DIRECTIONS.
Give all the lines below again, exactly, with no pictures.

Extracted data entries:
— Begin —

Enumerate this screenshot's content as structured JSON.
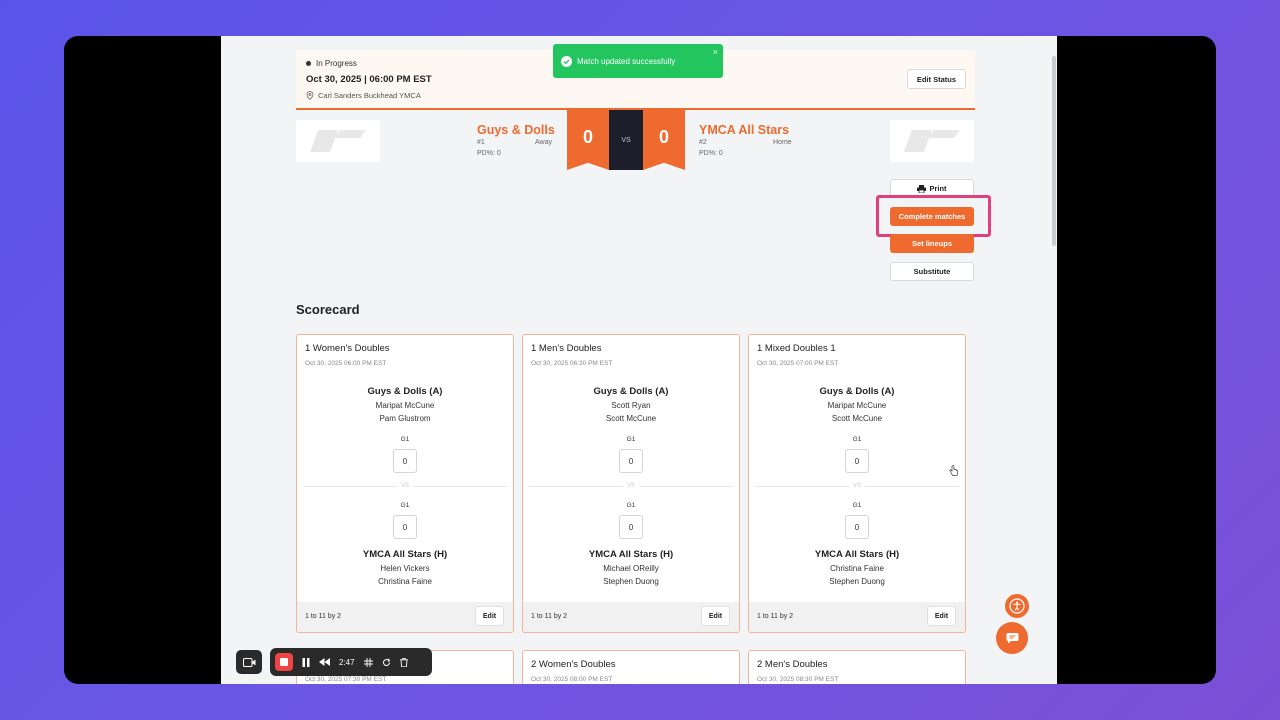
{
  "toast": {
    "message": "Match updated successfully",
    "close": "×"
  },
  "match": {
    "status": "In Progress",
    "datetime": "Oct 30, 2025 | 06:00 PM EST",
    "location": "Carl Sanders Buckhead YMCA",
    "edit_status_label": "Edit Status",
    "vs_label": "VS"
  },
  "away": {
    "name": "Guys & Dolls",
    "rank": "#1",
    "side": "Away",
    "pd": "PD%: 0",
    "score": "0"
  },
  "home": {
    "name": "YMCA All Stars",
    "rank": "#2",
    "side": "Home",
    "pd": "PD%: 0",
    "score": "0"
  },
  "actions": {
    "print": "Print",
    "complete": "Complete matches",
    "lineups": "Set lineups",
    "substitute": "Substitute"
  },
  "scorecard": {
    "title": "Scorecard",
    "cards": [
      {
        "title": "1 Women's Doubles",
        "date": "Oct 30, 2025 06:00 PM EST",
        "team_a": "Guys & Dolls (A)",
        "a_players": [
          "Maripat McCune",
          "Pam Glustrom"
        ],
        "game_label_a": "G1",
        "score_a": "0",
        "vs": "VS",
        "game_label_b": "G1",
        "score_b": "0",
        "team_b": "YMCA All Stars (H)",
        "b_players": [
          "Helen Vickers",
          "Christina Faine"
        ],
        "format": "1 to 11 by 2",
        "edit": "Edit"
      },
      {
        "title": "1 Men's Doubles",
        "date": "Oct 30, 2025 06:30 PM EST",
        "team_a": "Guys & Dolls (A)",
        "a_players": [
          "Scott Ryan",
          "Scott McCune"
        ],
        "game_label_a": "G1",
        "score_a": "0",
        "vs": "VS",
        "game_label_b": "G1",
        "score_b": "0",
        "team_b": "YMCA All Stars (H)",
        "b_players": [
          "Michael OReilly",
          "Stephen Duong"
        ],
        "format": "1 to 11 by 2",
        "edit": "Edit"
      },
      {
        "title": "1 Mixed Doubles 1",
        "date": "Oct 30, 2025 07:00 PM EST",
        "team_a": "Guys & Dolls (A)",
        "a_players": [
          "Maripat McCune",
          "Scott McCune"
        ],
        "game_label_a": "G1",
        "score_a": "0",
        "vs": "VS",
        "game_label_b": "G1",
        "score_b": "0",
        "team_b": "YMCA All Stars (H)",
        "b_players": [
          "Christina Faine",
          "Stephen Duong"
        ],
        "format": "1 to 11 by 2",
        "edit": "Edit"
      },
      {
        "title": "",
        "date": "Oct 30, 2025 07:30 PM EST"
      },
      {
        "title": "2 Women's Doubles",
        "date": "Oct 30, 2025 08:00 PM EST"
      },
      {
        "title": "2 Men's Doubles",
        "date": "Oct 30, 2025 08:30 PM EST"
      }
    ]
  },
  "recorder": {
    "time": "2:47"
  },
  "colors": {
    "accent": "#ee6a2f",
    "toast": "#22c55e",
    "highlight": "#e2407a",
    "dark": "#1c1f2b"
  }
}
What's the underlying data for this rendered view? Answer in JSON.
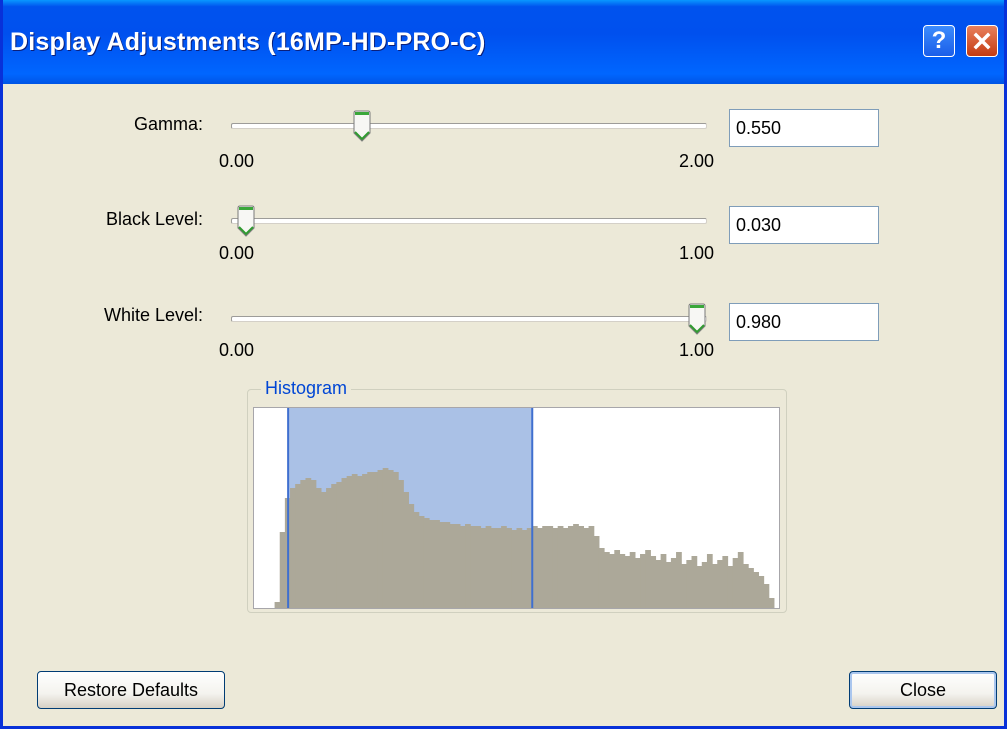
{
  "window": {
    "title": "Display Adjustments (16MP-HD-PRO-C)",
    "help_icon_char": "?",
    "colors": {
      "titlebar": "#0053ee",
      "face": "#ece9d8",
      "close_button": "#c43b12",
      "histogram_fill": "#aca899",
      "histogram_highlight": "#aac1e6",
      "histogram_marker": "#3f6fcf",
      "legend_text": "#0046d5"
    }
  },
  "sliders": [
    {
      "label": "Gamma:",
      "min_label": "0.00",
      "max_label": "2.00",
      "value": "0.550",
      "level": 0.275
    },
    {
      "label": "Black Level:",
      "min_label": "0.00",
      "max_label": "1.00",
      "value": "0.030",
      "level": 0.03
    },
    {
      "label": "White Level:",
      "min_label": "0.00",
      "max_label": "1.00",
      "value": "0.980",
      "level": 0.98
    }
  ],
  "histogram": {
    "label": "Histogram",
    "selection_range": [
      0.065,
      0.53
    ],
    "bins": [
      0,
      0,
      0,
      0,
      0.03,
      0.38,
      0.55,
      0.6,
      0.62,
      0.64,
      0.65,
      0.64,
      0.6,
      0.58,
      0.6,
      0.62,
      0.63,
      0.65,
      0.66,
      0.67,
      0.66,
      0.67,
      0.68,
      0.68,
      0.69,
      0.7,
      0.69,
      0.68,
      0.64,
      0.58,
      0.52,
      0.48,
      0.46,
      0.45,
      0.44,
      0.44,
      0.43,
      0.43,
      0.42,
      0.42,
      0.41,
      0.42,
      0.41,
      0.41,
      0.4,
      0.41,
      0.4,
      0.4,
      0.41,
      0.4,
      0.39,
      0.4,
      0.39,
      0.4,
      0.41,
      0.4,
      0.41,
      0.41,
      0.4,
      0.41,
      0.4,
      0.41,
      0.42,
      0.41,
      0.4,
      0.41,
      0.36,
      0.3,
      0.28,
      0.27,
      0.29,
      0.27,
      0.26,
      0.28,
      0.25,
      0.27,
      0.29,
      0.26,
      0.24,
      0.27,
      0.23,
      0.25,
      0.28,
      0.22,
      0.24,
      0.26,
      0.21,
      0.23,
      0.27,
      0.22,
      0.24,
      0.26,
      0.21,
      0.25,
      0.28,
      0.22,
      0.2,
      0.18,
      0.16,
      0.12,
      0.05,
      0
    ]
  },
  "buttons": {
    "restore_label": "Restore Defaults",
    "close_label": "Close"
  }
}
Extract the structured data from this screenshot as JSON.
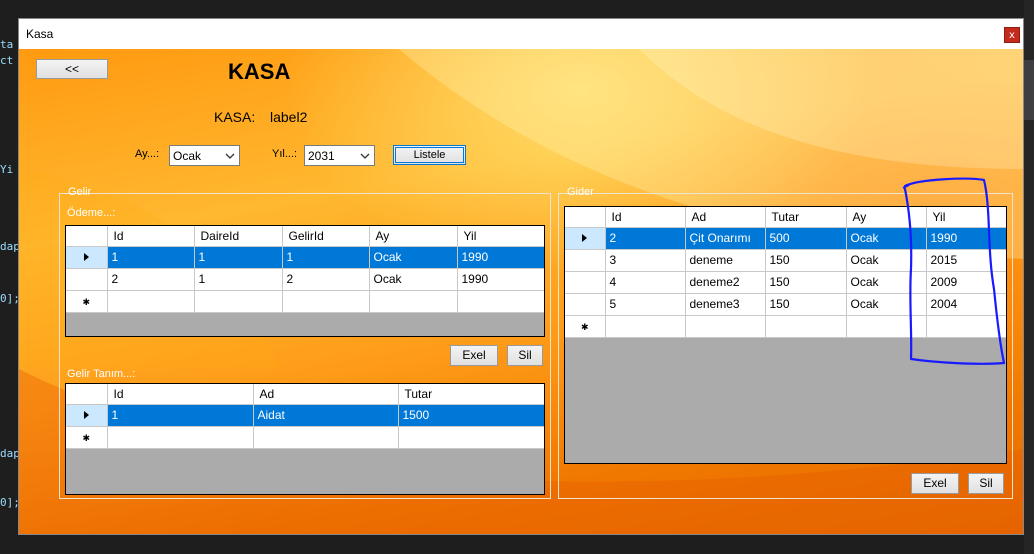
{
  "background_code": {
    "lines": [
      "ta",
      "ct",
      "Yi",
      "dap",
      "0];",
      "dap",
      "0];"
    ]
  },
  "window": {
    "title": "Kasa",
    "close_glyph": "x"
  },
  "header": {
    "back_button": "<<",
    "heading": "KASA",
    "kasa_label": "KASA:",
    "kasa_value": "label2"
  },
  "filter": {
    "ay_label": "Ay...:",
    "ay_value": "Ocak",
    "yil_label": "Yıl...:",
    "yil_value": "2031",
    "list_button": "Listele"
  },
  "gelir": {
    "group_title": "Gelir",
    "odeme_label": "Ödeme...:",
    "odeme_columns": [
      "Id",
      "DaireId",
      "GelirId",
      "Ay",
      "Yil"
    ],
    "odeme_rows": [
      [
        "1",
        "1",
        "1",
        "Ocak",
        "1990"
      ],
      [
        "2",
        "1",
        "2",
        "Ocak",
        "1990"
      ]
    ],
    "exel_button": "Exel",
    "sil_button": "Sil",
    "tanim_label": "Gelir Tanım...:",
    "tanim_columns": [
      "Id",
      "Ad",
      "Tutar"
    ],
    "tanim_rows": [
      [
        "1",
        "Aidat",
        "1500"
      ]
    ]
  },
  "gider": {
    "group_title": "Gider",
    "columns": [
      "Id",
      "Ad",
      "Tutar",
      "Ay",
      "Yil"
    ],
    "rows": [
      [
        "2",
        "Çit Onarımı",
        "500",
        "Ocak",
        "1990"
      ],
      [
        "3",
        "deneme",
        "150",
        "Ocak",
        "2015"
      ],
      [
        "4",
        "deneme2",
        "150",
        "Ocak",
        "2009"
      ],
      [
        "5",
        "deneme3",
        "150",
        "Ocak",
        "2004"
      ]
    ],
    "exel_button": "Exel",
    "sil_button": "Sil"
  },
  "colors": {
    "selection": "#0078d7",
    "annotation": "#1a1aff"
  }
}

— End —

FINAL ANSWER.
Enumerate this screenshot's content as structured JSON.
{
  "toast": {
    "message": "Match updated successfully",
    "close": "×"
  },
  "match": {
    "status": "In Progress",
    "datetime": "Oct 30, 2025 | 06:00 PM EST",
    "location": "Carl Sanders Buckhead YMCA",
    "edit_status_label": "Edit Status",
    "vs_label": "VS"
  },
  "away": {
    "name": "Guys & Dolls",
    "rank": "#1",
    "side": "Away",
    "pd": "PD%: 0",
    "score": "0"
  },
  "home": {
    "name": "YMCA All Stars",
    "rank": "#2",
    "side": "Home",
    "pd": "PD%: 0",
    "score": "0"
  },
  "actions": {
    "print": "Print",
    "complete": "Complete matches",
    "lineups": "Set lineups",
    "substitute": "Substitute"
  },
  "scorecard": {
    "title": "Scorecard",
    "cards": [
      {
        "title": "1 Women's Doubles",
        "date": "Oct 30, 2025 06:00 PM EST",
        "team_a": "Guys & Dolls (A)",
        "a_players": [
          "Maripat McCune",
          "Pam Glustrom"
        ],
        "game_label_a": "G1",
        "score_a": "0",
        "vs": "VS",
        "game_label_b": "G1",
        "score_b": "0",
        "team_b": "YMCA All Stars (H)",
        "b_players": [
          "Helen Vickers",
          "Christina Faine"
        ],
        "format": "1 to 11 by 2",
        "edit": "Edit"
      },
      {
        "title": "1 Men's Doubles",
        "date": "Oct 30, 2025 06:30 PM EST",
        "team_a": "Guys & Dolls (A)",
        "a_players": [
          "Scott Ryan",
          "Scott McCune"
        ],
        "game_label_a": "G1",
        "score_a": "0",
        "vs": "VS",
        "game_label_b": "G1",
        "score_b": "0",
        "team_b": "YMCA All Stars (H)",
        "b_players": [
          "Michael OReilly",
          "Stephen Duong"
        ],
        "format": "1 to 11 by 2",
        "edit": "Edit"
      },
      {
        "title": "1 Mixed Doubles 1",
        "date": "Oct 30, 2025 07:00 PM EST",
        "team_a": "Guys & Dolls (A)",
        "a_players": [
          "Maripat McCune",
          "Scott McCune"
        ],
        "game_label_a": "G1",
        "score_a": "0",
        "vs": "VS",
        "game_label_b": "G1",
        "score_b": "0",
        "team_b": "YMCA All Stars (H)",
        "b_players": [
          "Christina Faine",
          "Stephen Duong"
        ],
        "format": "1 to 11 by 2",
        "edit": "Edit"
      },
      {
        "title": "",
        "date": "Oct 30, 2025 07:30 PM EST"
      },
      {
        "title": "2 Women's Doubles",
        "date": "Oct 30, 2025 08:00 PM EST"
      },
      {
        "title": "2 Men's Doubles",
        "date": "Oct 30, 2025 08:30 PM EST"
      }
    ]
  },
  "recorder": {
    "time": "2:47"
  },
  "colors": {
    "accent": "#ee6a2f",
    "toast": "#22c55e",
    "highlight": "#e2407a",
    "dark": "#1c1f2b"
  }
}
What's the underlying data for this rendered view? Answer in JSON.
{
  "window": {
    "title": "Display Adjustments (16MP-HD-PRO-C)",
    "help_icon_char": "?",
    "colors": {
      "titlebar": "#0053ee",
      "face": "#ece9d8",
      "close_button": "#c43b12",
      "histogram_fill": "#aca899",
      "histogram_highlight": "#aac1e6",
      "histogram_marker": "#3f6fcf",
      "legend_text": "#0046d5"
    }
  },
  "sliders": [
    {
      "label": "Gamma:",
      "min_label": "0.00",
      "max_label": "2.00",
      "value": "0.550",
      "level": 0.275
    },
    {
      "label": "Black Level:",
      "min_label": "0.00",
      "max_label": "1.00",
      "value": "0.030",
      "level": 0.03
    },
    {
      "label": "White Level:",
      "min_label": "0.00",
      "max_label": "1.00",
      "value": "0.980",
      "level": 0.98
    }
  ],
  "histogram": {
    "label": "Histogram",
    "selection_range": [
      0.065,
      0.53
    ],
    "bins": [
      0,
      0,
      0,
      0,
      0.03,
      0.38,
      0.55,
      0.6,
      0.62,
      0.64,
      0.65,
      0.64,
      0.6,
      0.58,
      0.6,
      0.62,
      0.63,
      0.65,
      0.66,
      0.67,
      0.66,
      0.67,
      0.68,
      0.68,
      0.69,
      0.7,
      0.69,
      0.68,
      0.64,
      0.58,
      0.52,
      0.48,
      0.46,
      0.45,
      0.44,
      0.44,
      0.43,
      0.43,
      0.42,
      0.42,
      0.41,
      0.42,
      0.41,
      0.41,
      0.4,
      0.41,
      0.4,
      0.4,
      0.41,
      0.4,
      0.39,
      0.4,
      0.39,
      0.4,
      0.41,
      0.4,
      0.41,
      0.41,
      0.4,
      0.41,
      0.4,
      0.41,
      0.42,
      0.41,
      0.4,
      0.41,
      0.36,
      0.3,
      0.28,
      0.27,
      0.29,
      0.27,
      0.26,
      0.28,
      0.25,
      0.27,
      0.29,
      0.26,
      0.24,
      0.27,
      0.23,
      0.25,
      0.28,
      0.22,
      0.24,
      0.26,
      0.21,
      0.23,
      0.27,
      0.22,
      0.24,
      0.26,
      0.21,
      0.25,
      0.28,
      0.22,
      0.2,
      0.18,
      0.16,
      0.12,
      0.05,
      0
    ]
  },
  "buttons": {
    "restore_label": "Restore Defaults",
    "close_label": "Close"
  }
}
Extract the structured data from this screenshot as JSON.
{
  "background_code": {
    "lines": [
      "ta",
      "ct",
      "Yi",
      "dap",
      "0];",
      "dap",
      "0];"
    ]
  },
  "window": {
    "title": "Kasa",
    "close_glyph": "x"
  },
  "header": {
    "back_button": "<<",
    "heading": "KASA",
    "kasa_label": "KASA:",
    "kasa_value": "label2"
  },
  "filter": {
    "ay_label": "Ay...:",
    "ay_value": "Ocak",
    "yil_label": "Yıl...:",
    "yil_value": "2031",
    "list_button": "Listele"
  },
  "gelir": {
    "group_title": "Gelir",
    "odeme_label": "Ödeme...:",
    "odeme_columns": [
      "Id",
      "DaireId",
      "GelirId",
      "Ay",
      "Yil"
    ],
    "odeme_rows": [
      [
        "1",
        "1",
        "1",
        "Ocak",
        "1990"
      ],
      [
        "2",
        "1",
        "2",
        "Ocak",
        "1990"
      ]
    ],
    "exel_button": "Exel",
    "sil_button": "Sil",
    "tanim_label": "Gelir Tanım...:",
    "tanim_columns": [
      "Id",
      "Ad",
      "Tutar"
    ],
    "tanim_rows": [
      [
        "1",
        "Aidat",
        "1500"
      ]
    ]
  },
  "gider": {
    "group_title": "Gider",
    "columns": [
      "Id",
      "Ad",
      "Tutar",
      "Ay",
      "Yil"
    ],
    "rows": [
      [
        "2",
        "Çit Onarımı",
        "500",
        "Ocak",
        "1990"
      ],
      [
        "3",
        "deneme",
        "150",
        "Ocak",
        "2015"
      ],
      [
        "4",
        "deneme2",
        "150",
        "Ocak",
        "2009"
      ],
      [
        "5",
        "deneme3",
        "150",
        "Ocak",
        "2004"
      ]
    ],
    "exel_button": "Exel",
    "sil_button": "Sil"
  },
  "colors": {
    "selection": "#0078d7",
    "annotation": "#1a1aff"
  }
}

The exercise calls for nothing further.